- _Exercise_: The entries that follow should be written out exactly.
>> begin Data to use
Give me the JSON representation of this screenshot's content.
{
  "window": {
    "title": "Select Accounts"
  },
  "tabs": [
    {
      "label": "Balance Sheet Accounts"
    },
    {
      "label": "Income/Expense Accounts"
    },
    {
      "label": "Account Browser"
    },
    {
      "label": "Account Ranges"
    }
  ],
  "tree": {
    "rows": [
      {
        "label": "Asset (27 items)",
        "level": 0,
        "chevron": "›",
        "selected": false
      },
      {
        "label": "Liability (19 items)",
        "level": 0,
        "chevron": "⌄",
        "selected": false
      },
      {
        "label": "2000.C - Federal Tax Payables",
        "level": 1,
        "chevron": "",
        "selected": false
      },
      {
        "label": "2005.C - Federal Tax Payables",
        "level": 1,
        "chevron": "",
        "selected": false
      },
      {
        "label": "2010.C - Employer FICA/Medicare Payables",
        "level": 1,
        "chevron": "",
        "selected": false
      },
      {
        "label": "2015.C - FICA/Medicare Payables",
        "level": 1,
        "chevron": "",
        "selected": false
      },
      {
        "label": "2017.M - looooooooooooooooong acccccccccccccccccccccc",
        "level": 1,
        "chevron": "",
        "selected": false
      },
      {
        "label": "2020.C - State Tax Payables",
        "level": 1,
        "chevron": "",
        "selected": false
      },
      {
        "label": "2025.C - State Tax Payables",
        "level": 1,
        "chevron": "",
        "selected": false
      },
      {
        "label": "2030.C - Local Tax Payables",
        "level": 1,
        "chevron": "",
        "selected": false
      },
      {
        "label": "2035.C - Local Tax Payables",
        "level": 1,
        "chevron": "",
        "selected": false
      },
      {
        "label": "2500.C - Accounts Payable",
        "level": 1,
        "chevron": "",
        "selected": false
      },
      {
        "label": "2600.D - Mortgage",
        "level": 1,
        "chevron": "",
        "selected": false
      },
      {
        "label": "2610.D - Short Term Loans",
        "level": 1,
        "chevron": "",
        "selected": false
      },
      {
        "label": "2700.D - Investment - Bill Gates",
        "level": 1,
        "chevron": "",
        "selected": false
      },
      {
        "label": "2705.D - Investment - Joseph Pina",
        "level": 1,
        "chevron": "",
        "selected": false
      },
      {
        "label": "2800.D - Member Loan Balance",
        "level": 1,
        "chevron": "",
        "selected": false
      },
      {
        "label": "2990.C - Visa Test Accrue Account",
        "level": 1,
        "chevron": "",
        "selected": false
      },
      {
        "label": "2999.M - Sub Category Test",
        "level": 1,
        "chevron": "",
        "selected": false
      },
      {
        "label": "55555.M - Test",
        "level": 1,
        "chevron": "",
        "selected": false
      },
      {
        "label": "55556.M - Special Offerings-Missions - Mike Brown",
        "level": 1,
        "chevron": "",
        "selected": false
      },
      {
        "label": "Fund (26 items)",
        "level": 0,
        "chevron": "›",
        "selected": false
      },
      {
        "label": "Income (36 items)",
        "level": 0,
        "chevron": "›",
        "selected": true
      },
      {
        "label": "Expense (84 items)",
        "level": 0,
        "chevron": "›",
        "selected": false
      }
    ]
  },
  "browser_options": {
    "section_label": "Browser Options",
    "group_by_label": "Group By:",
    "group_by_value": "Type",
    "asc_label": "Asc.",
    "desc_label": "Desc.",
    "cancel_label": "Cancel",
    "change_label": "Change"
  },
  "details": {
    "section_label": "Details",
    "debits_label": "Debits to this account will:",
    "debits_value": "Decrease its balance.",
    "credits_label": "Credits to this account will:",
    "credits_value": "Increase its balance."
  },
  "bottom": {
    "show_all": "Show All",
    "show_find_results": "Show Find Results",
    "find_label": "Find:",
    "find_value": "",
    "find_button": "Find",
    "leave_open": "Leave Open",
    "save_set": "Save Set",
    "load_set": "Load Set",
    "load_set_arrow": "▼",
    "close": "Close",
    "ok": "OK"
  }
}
>> end Data to use
- _Task output_:
Give me the JSON representation of this screenshot's content.
{
  "window": {
    "title": "Select Accounts"
  },
  "tabs": [
    {
      "label": "Balance Sheet Accounts"
    },
    {
      "label": "Income/Expense Accounts"
    },
    {
      "label": "Account Browser"
    },
    {
      "label": "Account Ranges"
    }
  ],
  "tree": {
    "rows": [
      {
        "label": "Asset (27 items)",
        "level": 0,
        "chevron": "›",
        "selected": false
      },
      {
        "label": "Liability (19 items)",
        "level": 0,
        "chevron": "⌄",
        "selected": false
      },
      {
        "label": "2000.C - Federal Tax Payables",
        "level": 1,
        "chevron": "",
        "selected": false
      },
      {
        "label": "2005.C - Federal Tax Payables",
        "level": 1,
        "chevron": "",
        "selected": false
      },
      {
        "label": "2010.C - Employer FICA/Medicare Payables",
        "level": 1,
        "chevron": "",
        "selected": false
      },
      {
        "label": "2015.C - FICA/Medicare Payables",
        "level": 1,
        "chevron": "",
        "selected": false
      },
      {
        "label": "2017.M - looooooooooooooooong acccccccccccccccccccccc",
        "level": 1,
        "chevron": "",
        "selected": false
      },
      {
        "label": "2020.C - State Tax Payables",
        "level": 1,
        "chevron": "",
        "selected": false
      },
      {
        "label": "2025.C - State Tax Payables",
        "level": 1,
        "chevron": "",
        "selected": false
      },
      {
        "label": "2030.C - Local Tax Payables",
        "level": 1,
        "chevron": "",
        "selected": false
      },
      {
        "label": "2035.C - Local Tax Payables",
        "level": 1,
        "chevron": "",
        "selected": false
      },
      {
        "label": "2500.C - Accounts Payable",
        "level": 1,
        "chevron": "",
        "selected": false
      },
      {
        "label": "2600.D - Mortgage",
        "level": 1,
        "chevron": "",
        "selected": false
      },
      {
        "label": "2610.D - Short Term Loans",
        "level": 1,
        "chevron": "",
        "selected": false
      },
      {
        "label": "2700.D - Investment - Bill Gates",
        "level": 1,
        "chevron": "",
        "selected": false
      },
      {
        "label": "2705.D - Investment - Joseph Pina",
        "level": 1,
        "chevron": "",
        "selected": false
      },
      {
        "label": "2800.D - Member Loan Balance",
        "level": 1,
        "chevron": "",
        "selected": false
      },
      {
        "label": "2990.C - Visa Test Accrue Account",
        "level": 1,
        "chevron": "",
        "selected": false
      },
      {
        "label": "2999.M - Sub Category Test",
        "level": 1,
        "chevron": "",
        "selected": false
      },
      {
        "label": "55555.M - Test",
        "level": 1,
        "chevron": "",
        "selected": false
      },
      {
        "label": "55556.M - Special Offerings-Missions - Mike Brown",
        "level": 1,
        "chevron": "",
        "selected": false
      },
      {
        "label": "Fund (26 items)",
        "level": 0,
        "chevron": "›",
        "selected": false
      },
      {
        "label": "Income (36 items)",
        "level": 0,
        "chevron": "›",
        "selected": true
      },
      {
        "label": "Expense (84 items)",
        "level": 0,
        "chevron": "›",
        "selected": false
      }
    ]
  },
  "browser_options": {
    "section_label": "Browser Options",
    "group_by_label": "Group By:",
    "group_by_value": "Type",
    "asc_label": "Asc.",
    "desc_label": "Desc.",
    "cancel_label": "Cancel",
    "change_label": "Change"
  },
  "details": {
    "section_label": "Details",
    "debits_label": "Debits to this account will:",
    "debits_value": "Decrease its balance.",
    "credits_label": "Credits to this account will:",
    "credits_value": "Increase its balance."
  },
  "bottom": {
    "show_all": "Show All",
    "show_find_results": "Show Find Results",
    "find_label": "Find:",
    "find_value": "",
    "find_button": "Find",
    "leave_open": "Leave Open",
    "save_set": "Save Set",
    "load_set": "Load Set",
    "load_set_arrow": "▼",
    "close": "Close",
    "ok": "OK"
  }
}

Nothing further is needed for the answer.